(Records)
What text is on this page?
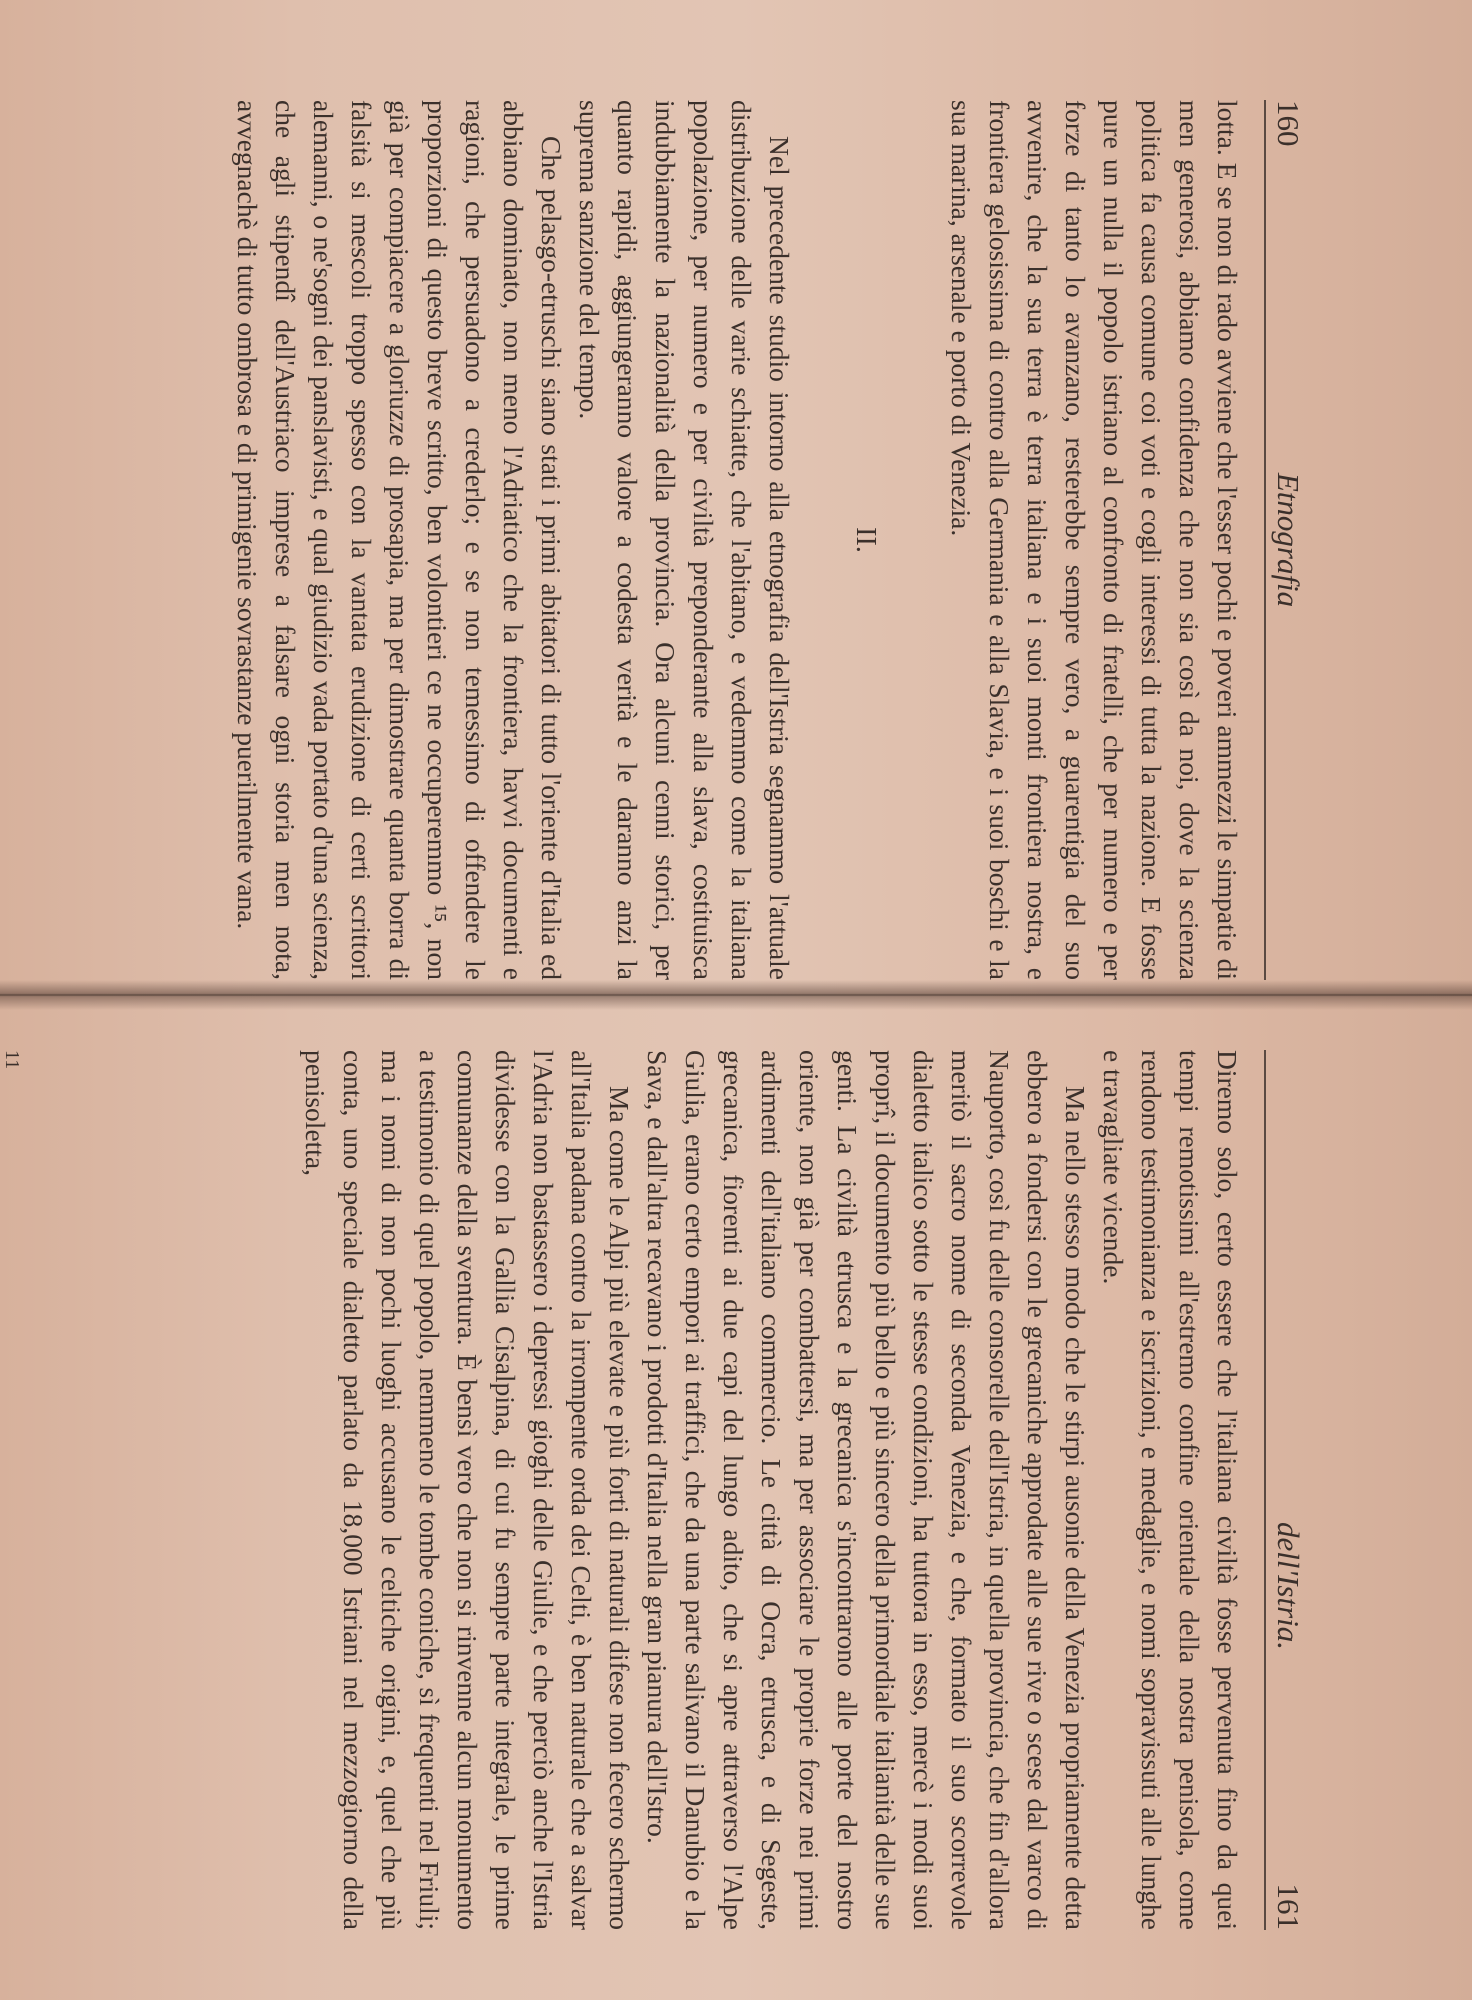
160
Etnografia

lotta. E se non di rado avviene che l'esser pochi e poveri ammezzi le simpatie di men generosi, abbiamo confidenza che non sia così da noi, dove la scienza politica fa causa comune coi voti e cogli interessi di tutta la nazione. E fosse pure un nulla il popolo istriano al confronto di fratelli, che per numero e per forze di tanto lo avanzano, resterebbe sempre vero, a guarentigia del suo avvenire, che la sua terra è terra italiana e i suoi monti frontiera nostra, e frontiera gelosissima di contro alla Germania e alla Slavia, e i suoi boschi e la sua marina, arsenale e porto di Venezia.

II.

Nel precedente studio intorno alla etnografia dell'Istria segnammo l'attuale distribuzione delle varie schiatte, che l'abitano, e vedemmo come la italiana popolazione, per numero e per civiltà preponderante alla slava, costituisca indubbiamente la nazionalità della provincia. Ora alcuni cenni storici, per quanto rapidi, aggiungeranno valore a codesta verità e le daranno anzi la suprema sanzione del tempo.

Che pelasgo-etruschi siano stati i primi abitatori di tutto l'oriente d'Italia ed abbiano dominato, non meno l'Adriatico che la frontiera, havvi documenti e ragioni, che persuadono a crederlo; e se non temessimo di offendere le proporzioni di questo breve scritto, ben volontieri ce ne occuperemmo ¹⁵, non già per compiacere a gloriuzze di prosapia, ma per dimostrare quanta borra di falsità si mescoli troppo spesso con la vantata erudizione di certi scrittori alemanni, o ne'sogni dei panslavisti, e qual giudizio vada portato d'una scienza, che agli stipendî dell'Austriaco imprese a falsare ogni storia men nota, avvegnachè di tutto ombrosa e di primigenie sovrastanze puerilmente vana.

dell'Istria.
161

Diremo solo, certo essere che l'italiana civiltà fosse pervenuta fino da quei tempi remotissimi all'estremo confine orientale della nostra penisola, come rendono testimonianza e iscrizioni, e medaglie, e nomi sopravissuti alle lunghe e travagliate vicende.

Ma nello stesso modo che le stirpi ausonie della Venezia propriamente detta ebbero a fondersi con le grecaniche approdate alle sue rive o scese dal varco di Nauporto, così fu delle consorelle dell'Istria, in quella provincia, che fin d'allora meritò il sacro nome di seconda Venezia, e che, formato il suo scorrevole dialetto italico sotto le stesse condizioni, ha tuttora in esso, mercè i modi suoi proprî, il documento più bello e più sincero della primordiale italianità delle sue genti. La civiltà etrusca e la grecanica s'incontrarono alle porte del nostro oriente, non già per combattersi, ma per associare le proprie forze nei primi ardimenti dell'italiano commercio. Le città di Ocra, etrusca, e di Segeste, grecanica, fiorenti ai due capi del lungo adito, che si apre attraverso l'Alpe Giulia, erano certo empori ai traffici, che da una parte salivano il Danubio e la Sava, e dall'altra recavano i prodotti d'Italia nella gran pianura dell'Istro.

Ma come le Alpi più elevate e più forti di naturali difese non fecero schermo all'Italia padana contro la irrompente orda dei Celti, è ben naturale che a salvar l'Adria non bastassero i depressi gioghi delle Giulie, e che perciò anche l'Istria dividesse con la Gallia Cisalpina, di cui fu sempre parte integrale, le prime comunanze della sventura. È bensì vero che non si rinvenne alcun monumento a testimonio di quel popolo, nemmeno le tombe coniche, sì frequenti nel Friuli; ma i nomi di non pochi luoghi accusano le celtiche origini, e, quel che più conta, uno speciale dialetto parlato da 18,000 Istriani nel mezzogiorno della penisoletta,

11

==

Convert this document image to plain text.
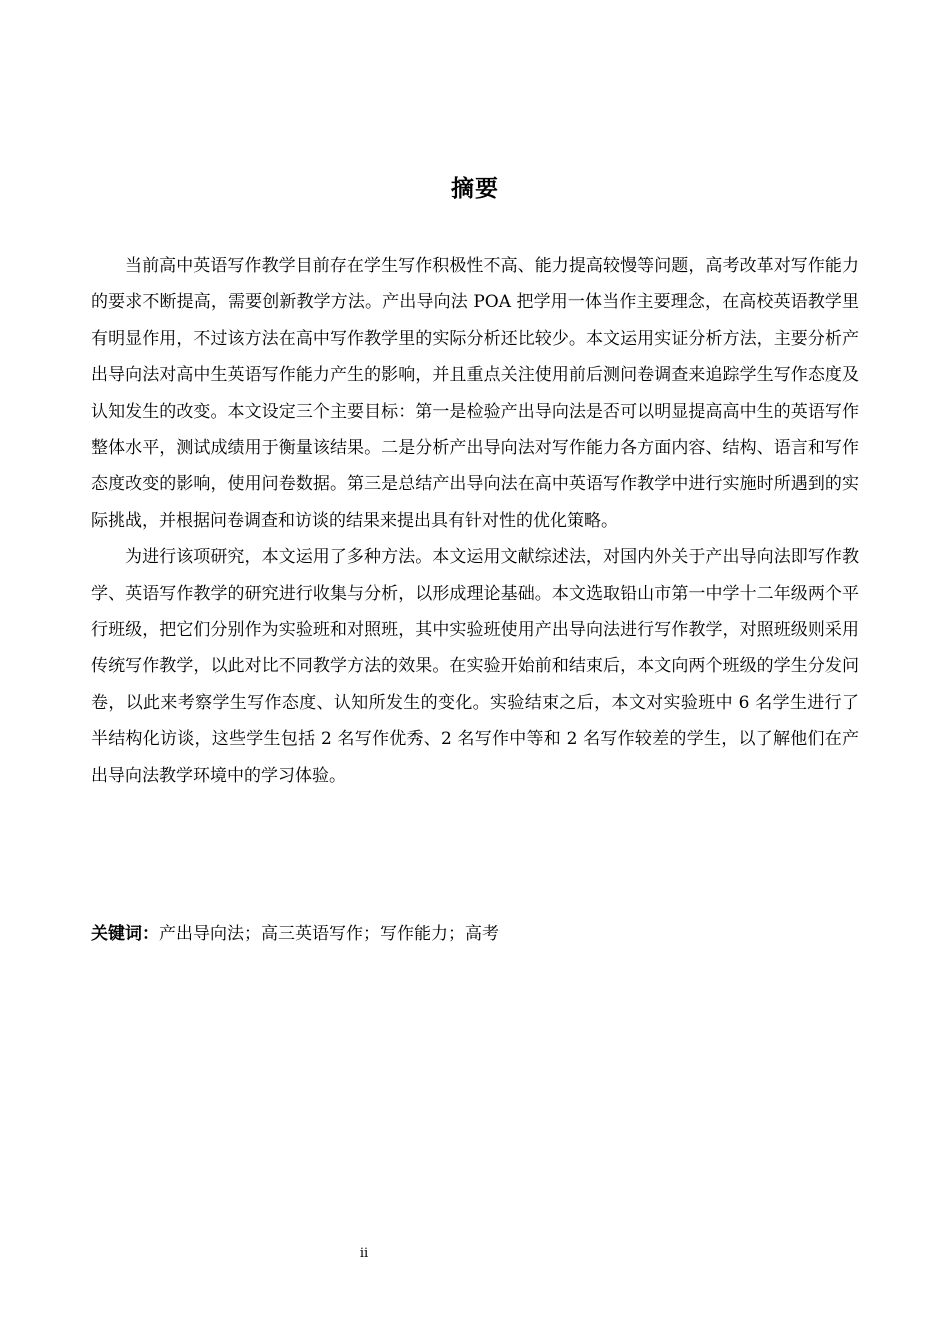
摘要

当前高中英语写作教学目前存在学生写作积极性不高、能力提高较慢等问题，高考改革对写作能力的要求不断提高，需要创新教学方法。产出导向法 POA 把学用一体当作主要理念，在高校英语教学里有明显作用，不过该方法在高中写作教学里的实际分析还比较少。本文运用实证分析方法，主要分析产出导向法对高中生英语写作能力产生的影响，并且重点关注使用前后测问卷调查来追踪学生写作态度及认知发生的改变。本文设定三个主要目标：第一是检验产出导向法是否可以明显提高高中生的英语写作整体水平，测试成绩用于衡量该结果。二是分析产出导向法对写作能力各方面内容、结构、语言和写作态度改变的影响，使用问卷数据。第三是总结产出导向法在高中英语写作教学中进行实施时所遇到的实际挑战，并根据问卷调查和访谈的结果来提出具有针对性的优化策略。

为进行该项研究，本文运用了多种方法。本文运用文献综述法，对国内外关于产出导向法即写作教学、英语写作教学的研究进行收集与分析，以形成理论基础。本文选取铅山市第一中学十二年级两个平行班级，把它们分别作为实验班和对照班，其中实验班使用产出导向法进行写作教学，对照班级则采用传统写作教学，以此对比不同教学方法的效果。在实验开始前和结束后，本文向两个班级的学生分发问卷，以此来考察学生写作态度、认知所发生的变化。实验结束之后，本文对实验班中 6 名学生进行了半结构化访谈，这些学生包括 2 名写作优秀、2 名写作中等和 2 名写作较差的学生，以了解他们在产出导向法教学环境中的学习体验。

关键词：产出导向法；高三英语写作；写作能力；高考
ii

* * *

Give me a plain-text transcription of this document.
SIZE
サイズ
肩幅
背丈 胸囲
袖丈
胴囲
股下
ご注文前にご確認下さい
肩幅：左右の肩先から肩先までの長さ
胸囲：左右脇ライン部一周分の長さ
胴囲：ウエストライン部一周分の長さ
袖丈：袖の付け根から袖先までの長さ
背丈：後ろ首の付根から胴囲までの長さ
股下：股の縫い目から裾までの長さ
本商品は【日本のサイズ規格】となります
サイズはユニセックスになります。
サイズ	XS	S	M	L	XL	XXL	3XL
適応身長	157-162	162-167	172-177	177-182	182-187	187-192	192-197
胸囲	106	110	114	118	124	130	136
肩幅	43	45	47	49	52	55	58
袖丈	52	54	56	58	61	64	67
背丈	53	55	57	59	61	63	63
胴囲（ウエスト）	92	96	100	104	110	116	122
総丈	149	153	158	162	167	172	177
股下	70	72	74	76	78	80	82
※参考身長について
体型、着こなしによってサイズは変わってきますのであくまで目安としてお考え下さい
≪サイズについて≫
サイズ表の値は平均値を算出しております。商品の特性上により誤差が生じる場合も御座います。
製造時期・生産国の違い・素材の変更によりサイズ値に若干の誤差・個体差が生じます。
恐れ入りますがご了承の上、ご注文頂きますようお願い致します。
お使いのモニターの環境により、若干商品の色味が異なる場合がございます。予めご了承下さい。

■ YOUR INSTRUCTIONS
In the entries above, find each line with the word "alle" and show it.

■ FINISHED TASK
Diremo solo, certo essere che l'italiana civiltà fosse pervenuta fino da quei tempi remotissimi all'estremo confine orientale della nostra penisola, come rendono testimonianza e iscrizioni, e medaglie, e nomi sopravissuti alle lunghe e travagliate vicende.
Ma nello stesso modo che le stirpi ausonie della Venezia propriamente detta ebbero a fondersi con le grecaniche approdate alle sue rive o scese dal varco di Nauporto, così fu delle consorelle dell'Istria, in quella provincia, che fin d'allora meritò il sacro nome di seconda Venezia, e che, formato il suo scorrevole dialetto italico sotto le stesse condizioni, ha tuttora in esso, mercè i modi suoi proprî, il documento più bello e più sincero della primordiale italianità delle sue genti. La civiltà etrusca e la grecanica s'incontrarono alle porte del nostro oriente, non già per combattersi, ma per associare le proprie forze nei primi ardimenti dell'italiano commercio. Le città di Ocra, etrusca, e di Segeste, grecanica, fiorenti ai due capi del lungo adito, che si apre attraverso l'Alpe Giulia, erano certo empori ai traffici, che da una parte salivano il Danubio e la Sava, e dall'altra recavano i prodotti d'Italia nella gran pianura dell'Istro.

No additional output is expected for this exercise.